---------- Fragment tekstu

Nasza Loteria SR - pasek na kartach artykułów

Miało być boisko, jest wielkie błotne pobojowisko z osuwającą się ziemią

Halina Gajda
Budowa kompleksu rekreacyjnego sprawiła, że ziemia zaczęła pękać i niebezpiecznie się osuwać. Ogródki przy ulicy Wrońskich są zagrożone. Miasto twierdzi, że wie już, jaka jest recepta.

Za kilka miesięcy może nie być działek przy ul. Wrońskich. Czarne wizje, ale prawdziwe. Budowa szeroko rozumianego terenu rekreacyjnego uruchomiła utajone osuwisko. Jest pełno błota. Ogródki, o których mówimy, są specyficzne. Malutkie. Tam nikt nie odgradza się od sąsiada płotem. Po prostu każdy wie, jak daleko sięga czyj kawałek. I uprawia go jak może najlepiej. Efekt - jak w pudełeczku. Kwiatki, doniczki, grządki. Ale porządek powoli zanika.

- Tu za płotem był kawałek łąki. Sialiśmy trawę, sadzili ozdobne krzewy. Jeszcze gdy zaczęła się budowa kompleksu rekreacyjnego, było w porządku. Wszystko zaczęło się, gdy podcięli pas zieleni za płotem - opowiada Zdzisław Sopala.

Pęknięcia, że rękę można włożyć
Nie musi pokazywać. Wystarczy rozejrzeć się dookoła. Przy płocie pęknięcie ma już kilka dobrych centymetrów szerokości. Ręka wchodzi tam z łatwością. Gołym okiem widać, że płot też jest już przekrzywiony. Blaszak-składzik stojący tuż obok jest na razie nie do otwarcia. Trzeba chłopa, który całość lekko przechyli, żeby można było otworzyć wejście. To i tak nic, bo kawałek za płotem ziemia już się osunęła. Fundament płotu widać jak na dłoni.

Gdy działkowicze zaczęli interweniować, na miejscu pojawiły się miejskie komisje. Pokiwali głowami, coś tam skomentowali. Niedługo po ich wizycie pojawiła się folia. Czarna. Szczelnie obłożono nią skarpę, która powstała po tym, jak koparki wjechały na pas zieleni. - Tłumaczono nam, że to zabezpieczy teren przed dalszym osuwaniem i deszczem - mówi inna z działkowiczek Aleksandra Boratyńska.

Pomysł może był i dobry, gdyby nie to, że folia ma to do siebie, że się rwie. Od byle czego. Widać to zresztą na miejscu. Na kilkudziesięciu metrach kwadratowych folii jest kilka sporych dziur. Poza tym jest przymocowana do ziemi plastikowymi zatyczkami. Nie trzeba używać siły, by wypadły.

--------------------
---------- Zapisy danych

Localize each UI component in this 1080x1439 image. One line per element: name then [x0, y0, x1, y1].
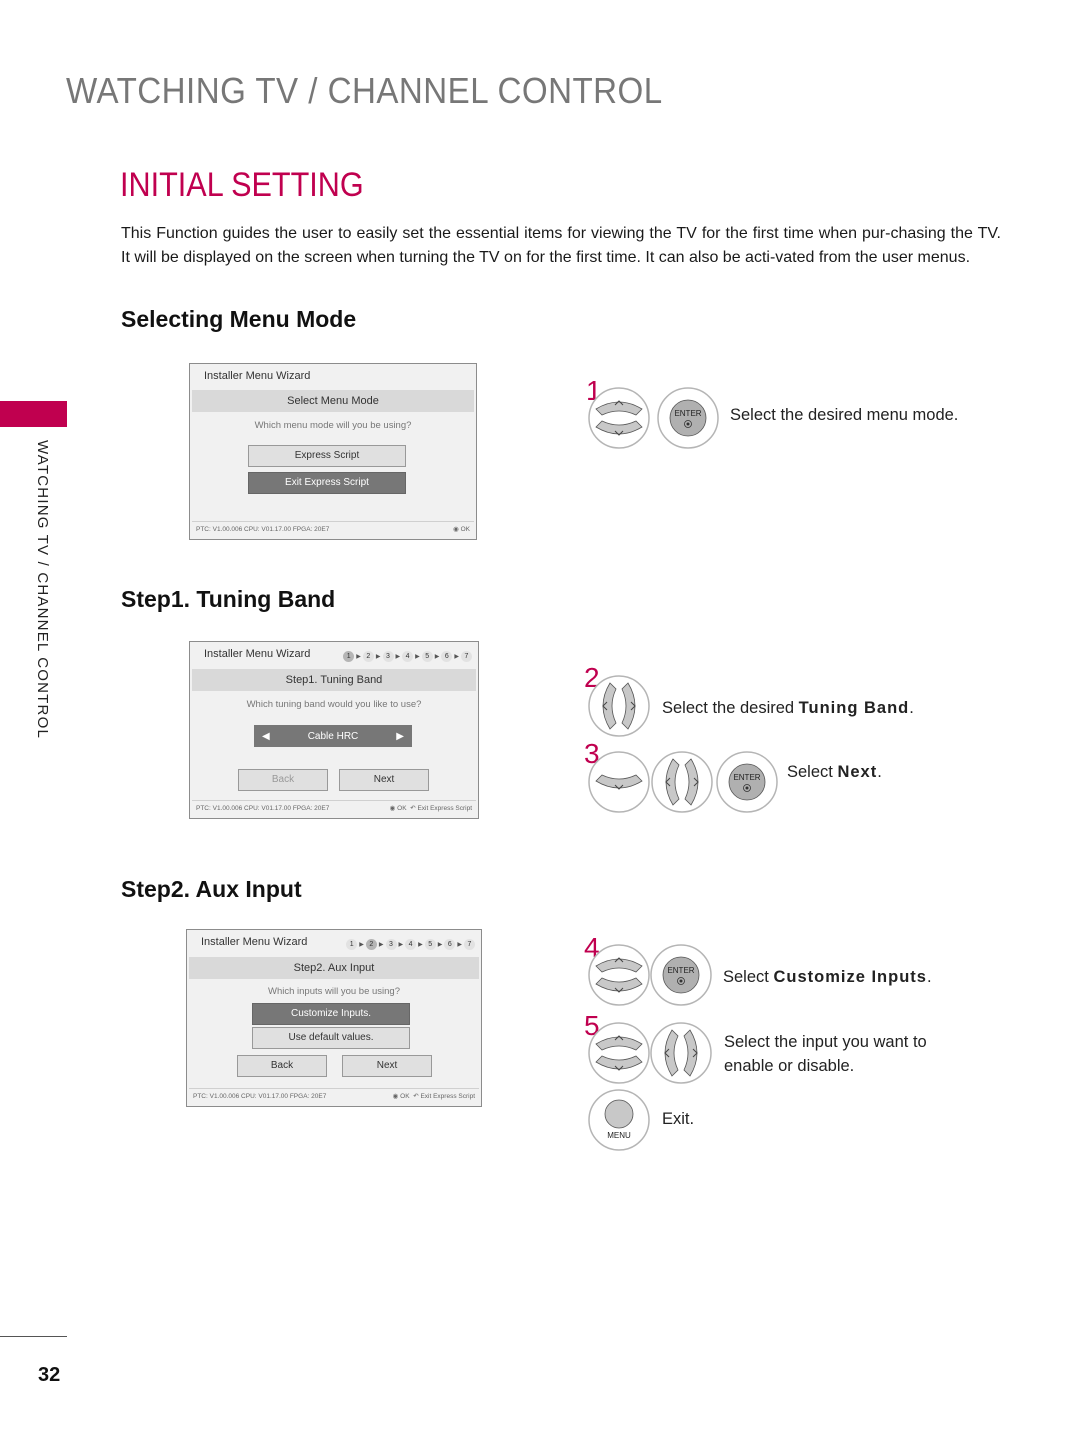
instruction-prefix: Select [787, 763, 838, 781]
left-right-icon [588, 675, 650, 737]
osd-title: Installer Menu Wizard [201, 936, 308, 948]
step-indicator: 6 [441, 651, 453, 662]
step-indicator: 7 [461, 651, 472, 662]
enter-icon: ENTER [657, 387, 719, 449]
instruction-suffix: . [926, 968, 932, 986]
right-arrow-icon[interactable]: ▶ [396, 731, 404, 742]
subsection-title-menu-mode: Selecting Menu Mode [121, 306, 357, 332]
side-chapter-label: WATCHING TV / CHANNEL CONTROL [34, 440, 51, 739]
instruction-prefix: Select [723, 968, 774, 986]
ok-icon: ◉ [389, 805, 396, 812]
up-down-icon [588, 387, 650, 449]
back-button[interactable]: Back [238, 769, 328, 791]
osd-title: Installer Menu Wizard [204, 648, 311, 660]
step-indicator: 3 [385, 939, 397, 950]
step-indicator: 6 [444, 939, 456, 950]
enter-icon: ENTER [650, 944, 712, 1006]
enter-label: ENTER [667, 966, 694, 975]
step-indicator: 5 [421, 651, 433, 662]
tuning-band-value: Cable HRC [307, 730, 359, 742]
up-down-icon [588, 1022, 650, 1084]
down-icon [588, 751, 650, 813]
osd-band-title: Step1. Tuning Band [192, 669, 476, 691]
ok-icon: ◉ [392, 1093, 399, 1100]
instruction-keyword: Tuning Band [798, 699, 910, 717]
step-indicator: 1 [346, 939, 358, 950]
osd-footer: PTC: V1.00.006 CPU: V01.17.00 FPGA: 20E7… [192, 800, 476, 816]
ok-label: OK [397, 805, 407, 812]
step-progress: 1 ▶ 2 ▶ 3 ▶ 4 ▶ 5 ▶ 6 ▶ 7 [343, 651, 472, 662]
left-arrow-icon[interactable]: ◀ [262, 731, 270, 742]
ok-label: OK [460, 526, 470, 533]
osd-question: Which menu mode will you be using? [254, 420, 412, 431]
osd-aux-input: Installer Menu Wizard 1 ▶ 2 ▶ 3 ▶ 4 ▶ 5 ▶ 6 ▶ … [186, 929, 482, 1107]
enter-label: ENTER [674, 409, 701, 418]
exit-express-label: Exit Express Script [420, 1093, 475, 1100]
return-icon: ↶ [410, 805, 416, 812]
enter-icon: ENTER [716, 751, 778, 813]
exit-express-label: Exit Express Script [417, 805, 472, 812]
osd-footer: PTC: V1.00.006 CPU: V01.17.00 FPGA: 20E7… [192, 521, 474, 537]
instruction-text: Select the desired Tuning Band. [662, 696, 914, 720]
instruction-suffix: . [877, 763, 882, 781]
intro-paragraph: This Function guides the user to easily … [121, 225, 1001, 266]
customize-inputs-option[interactable]: Customize Inputs. [252, 1003, 410, 1025]
tuning-band-selector[interactable]: ◀ Cable HRC ▶ [254, 725, 412, 747]
instruction-keyword: Customize Inputs [773, 968, 927, 986]
step-progress: 1 ▶ 2 ▶ 3 ▶ 4 ▶ 5 ▶ 6 ▶ 7 [346, 939, 475, 950]
return-icon: ↶ [413, 1093, 419, 1100]
chapter-title: WATCHING TV / CHANNEL CONTROL [66, 70, 663, 111]
express-script-option[interactable]: Express Script [248, 445, 406, 467]
back-button[interactable]: Back [237, 1055, 327, 1077]
section-title: INITIAL SETTING [120, 166, 364, 204]
version-info: PTC: V1.00.006 CPU: V01.17.00 FPGA: 20E7 [196, 805, 330, 812]
side-tab-marker [0, 401, 67, 427]
instruction-text: Select Next. [787, 760, 882, 784]
osd-footer: PTC: V1.00.006 CPU: V01.17.00 FPGA: 20E7… [189, 1088, 479, 1104]
step-indicator: 3 [382, 651, 394, 662]
instruction-text: Select Customize Inputs. [723, 965, 932, 989]
instruction-suffix: . [909, 699, 914, 717]
next-button[interactable]: Next [342, 1055, 432, 1077]
instruction-keyword: Next [837, 763, 878, 781]
step-indicator: 5 [424, 939, 436, 950]
osd-question: Which tuning band would you like to use? [246, 699, 422, 710]
version-info: PTC: V1.00.006 CPU: V01.17.00 FPGA: 20E7 [193, 1093, 327, 1100]
exit-express-script-option[interactable]: Exit Express Script [248, 472, 406, 494]
step-indicator: 2 [365, 939, 377, 950]
step-indicator: 2 [362, 651, 374, 662]
subsection-title-tuning-band: Step1. Tuning Band [121, 586, 336, 612]
step-indicator: 4 [402, 651, 414, 662]
osd-question: Which inputs will you be using? [267, 986, 400, 997]
osd-band-title: Step2. Aux Input [189, 957, 479, 979]
menu-icon: MENU [588, 1089, 650, 1151]
left-right-icon [650, 1022, 712, 1084]
left-right-icon [651, 751, 713, 813]
next-button[interactable]: Next [339, 769, 429, 791]
footer-divider [0, 1336, 67, 1337]
instruction-text: Select the input you want to enable or d… [724, 1033, 927, 1075]
step-indicator: 7 [464, 939, 475, 950]
step-indicator: 4 [405, 939, 417, 950]
osd-title: Installer Menu Wizard [204, 370, 311, 382]
osd-tuning-band: Installer Menu Wizard 1 ▶ 2 ▶ 3 ▶ 4 ▶ 5 ▶ 6 ▶ … [189, 641, 479, 819]
osd-select-menu-mode: Installer Menu Wizard Select Menu Mode W… [189, 363, 477, 540]
version-info: PTC: V1.00.006 CPU: V01.17.00 FPGA: 20E7 [196, 526, 330, 533]
subsection-title-aux-input: Step2. Aux Input [121, 876, 302, 902]
instruction-prefix: Select the desired [662, 699, 799, 717]
page-number: 32 [38, 1364, 61, 1386]
menu-label: MENU [607, 1131, 631, 1140]
ok-label: OK [400, 1093, 410, 1100]
osd-band-title: Select Menu Mode [192, 390, 474, 412]
use-default-values-option[interactable]: Use default values. [252, 1027, 410, 1049]
instruction-text: Exit. [662, 1110, 695, 1128]
step-indicator: 1 [343, 651, 355, 662]
instruction-text: Select the desired menu mode. [730, 406, 959, 424]
up-down-icon [588, 944, 650, 1006]
enter-label: ENTER [733, 773, 760, 782]
ok-icon: ◉ [453, 526, 459, 533]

--------------------

▸ **Zadania do wykonania**:
1) Przepisz dokładnie wszystkie wpisy od wiersza zawierającego "instruction-prefix: Select [787, 763, 838, 781]" aż do wiersza zawierającego "instruction-keyword: Customize Inputs", włącznie z nimi.
2) Napisz dalszy ciąg tekstu o osuwającej się ziemi przy ogródkach działkowych na ul. Wrońskich.

▸ **Wyniki zadań**:
1)
instruction-prefix: Select [787, 763, 838, 781]
left-right-icon [588, 675, 650, 737]
osd-title: Installer Menu Wizard [201, 936, 308, 948]
step-indicator: 6 [441, 651, 453, 662]
step-indicator: 7 [461, 651, 472, 662]
enter-icon: ENTER [657, 387, 719, 449]
instruction-suffix: . [926, 968, 932, 986]
right-arrow-icon[interactable]: ▶ [396, 731, 404, 742]
subsection-title-menu-mode: Selecting Menu Mode [121, 306, 357, 332]
side-chapter-label: WATCHING TV / CHANNEL CONTROL [34, 440, 51, 739]
instruction-prefix: Select [723, 968, 774, 986]
ok-icon: ◉ [389, 805, 396, 812]
up-down-icon [588, 387, 650, 449]
back-button[interactable]: Back [238, 769, 328, 791]
osd-title: Installer Menu Wizard [204, 648, 311, 660]
step-indicator: 3 [385, 939, 397, 950]
step-indicator: 6 [444, 939, 456, 950]
enter-icon: ENTER [650, 944, 712, 1006]
enter-label: ENTER [667, 966, 694, 975]
step-indicator: 5 [421, 651, 433, 662]
tuning-band-value: Cable HRC [307, 730, 359, 742]
up-down-icon [588, 1022, 650, 1084]
down-icon [588, 751, 650, 813]
osd-band-title: Step1. Tuning Band [192, 669, 476, 691]
ok-icon: ◉ [392, 1093, 399, 1100]
instruction-keyword: Tuning Band [798, 699, 910, 717]
step-indicator: 1 [346, 939, 358, 950]
osd-footer: PTC: V1.00.006 CPU: V01.17.00 FPGA: 20E7… [192, 800, 476, 816]
ok-label: OK [397, 805, 407, 812]
step-progress: 1 ▶ 2 ▶ 3 ▶ 4 ▶ 5 ▶ 6 ▶ 7 [343, 651, 472, 662]
left-arrow-icon[interactable]: ◀ [262, 731, 270, 742]
ok-label: OK [460, 526, 470, 533]
osd-question: Which menu mode will you be using? [254, 420, 412, 431]
osd-aux-input: Installer Menu Wizard 1 ▶ 2 ▶ 3 ▶ 4 ▶ 5 ▶ 6 ▶ … [186, 929, 482, 1107]
enter-label: ENTER [674, 409, 701, 418]
exit-express-label: Exit Express Script [420, 1093, 475, 1100]
return-icon: ↶ [410, 805, 416, 812]
enter-icon: ENTER [716, 751, 778, 813]
exit-express-label: Exit Express Script [417, 805, 472, 812]
osd-footer: PTC: V1.00.006 CPU: V01.17.00 FPGA: 20E7… [192, 521, 474, 537]
instruction-text: Select the desired Tuning Band. [662, 696, 914, 720]
instruction-suffix: . [877, 763, 882, 781]
intro-paragraph: This Function guides the user to easily … [121, 225, 1001, 266]
customize-inputs-option[interactable]: Customize Inputs. [252, 1003, 410, 1025]
tuning-band-selector[interactable]: ◀ Cable HRC ▶ [254, 725, 412, 747]
instruction-keyword: Customize Inputs [773, 968, 927, 986]

2)
Te ogródki to często jedyna ich przyjemność
Działkowicze, z którymi spotkałam się, od razu z mocą zapewniają, że nie mają nic przeciwko budowie, tylko proszą, by nie niszczyć tego, na czym pracują od lat, co pielęgnują, co daje im radość. Jest jeszcze jedna sprawa. Budowa sprawiła, że mają mocno utrudnione dojście do działek. Wprawdzie nie takie oficjalne, wybrukowane. Tylko ścieżka przez łąki. Dla tych, którzy mieszkają przy Krakowskiej, ścieżka to ułatwiający życie skrót. Użytkownicy ogródków to głównie emeryci. Swoje w kościach mają.

- Jakieś trzy kilometry mniej do pokonania, niż gdyby chcieć iść po prostu chodnikiem - mówi pani Aleksandra. Pomysł na budowę kompleksu rekreacyjnego w tym miejscu to konsekwencja budżetu obywatelskiego.

Przypomnijmy, że w minionym roku, podczas pierwszego rozdania ten właśnie projekt uzyskał największe poparcie. Tyle że kompleks miał powstać przy ulicy Lipowej, częściowo na działce należącej do PGNiG. Szybko okazało się, że budowa boiska nie będzie możliwa ze względu na istniejące odwierty gazowe. Ze strony miasta padła propozycja, by inwestycje przenieść właśnie na ulicę Wrońskich.

- Do zmiany lokalizacji nie wnosi zastrzeżeń grupa osób, które były inicjatorami projektu i zgłosiły wniosek budowy boiska do budżetu obywatelskiego - mówił wówczas Jakub Krzyszycha, rzecznik Urzędu Miejskiego.

Kamienne kosze mają być lekarstwem?
Zdjęcia z tego, co dzieje się na działkach przy Wrońskich pokazaliśmy wiceburmistrzowi Januszowi Fuglowi. Problemy z osuwaniem się ziemi są im znane. Ponoć w Miejskim Zakładzie Usług Komunalnych, bo to on jest wykonawcą, wiedzą, o co chodzi. Okazało się, że ze skarpy w okolicy narożnika siatki ciągle wypływa woda. Poza tym grunt osiada dokładnie tam, gdzie jeszcze niedawno prowadzone były prace związane z budową sieci kanalizacyjnej.

Jaka rada?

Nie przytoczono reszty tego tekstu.